• [LISTING]
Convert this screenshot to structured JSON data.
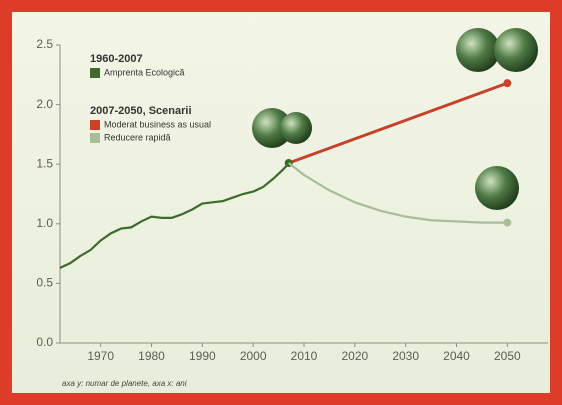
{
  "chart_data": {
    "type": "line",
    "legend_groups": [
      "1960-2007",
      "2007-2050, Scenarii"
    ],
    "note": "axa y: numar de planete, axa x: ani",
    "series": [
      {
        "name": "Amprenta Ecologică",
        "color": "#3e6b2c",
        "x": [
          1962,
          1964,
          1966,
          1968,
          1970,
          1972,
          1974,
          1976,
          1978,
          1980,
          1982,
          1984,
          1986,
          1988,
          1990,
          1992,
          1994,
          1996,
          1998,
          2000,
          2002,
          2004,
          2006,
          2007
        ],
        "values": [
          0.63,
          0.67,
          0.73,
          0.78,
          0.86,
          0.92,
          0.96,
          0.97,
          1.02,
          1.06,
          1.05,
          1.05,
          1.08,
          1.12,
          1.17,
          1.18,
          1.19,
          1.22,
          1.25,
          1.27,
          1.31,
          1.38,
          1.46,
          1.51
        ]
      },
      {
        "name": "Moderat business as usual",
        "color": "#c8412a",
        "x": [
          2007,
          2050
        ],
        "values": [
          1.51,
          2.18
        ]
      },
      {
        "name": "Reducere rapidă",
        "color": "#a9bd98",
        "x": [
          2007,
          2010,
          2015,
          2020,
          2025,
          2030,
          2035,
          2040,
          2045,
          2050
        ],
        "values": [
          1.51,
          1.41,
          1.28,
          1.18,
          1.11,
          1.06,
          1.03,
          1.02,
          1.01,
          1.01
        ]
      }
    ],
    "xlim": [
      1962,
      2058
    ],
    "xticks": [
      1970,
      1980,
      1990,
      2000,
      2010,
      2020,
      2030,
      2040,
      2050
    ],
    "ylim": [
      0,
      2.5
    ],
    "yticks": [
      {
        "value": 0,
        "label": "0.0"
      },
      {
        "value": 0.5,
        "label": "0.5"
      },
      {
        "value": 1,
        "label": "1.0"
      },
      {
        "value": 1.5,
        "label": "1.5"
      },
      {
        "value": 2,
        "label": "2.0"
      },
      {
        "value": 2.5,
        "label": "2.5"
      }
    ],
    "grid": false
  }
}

• [BRIEF] Write down only the number of lines that contain the string "color" in the listing.

• [SOLUTION FOR THIS TASK] 3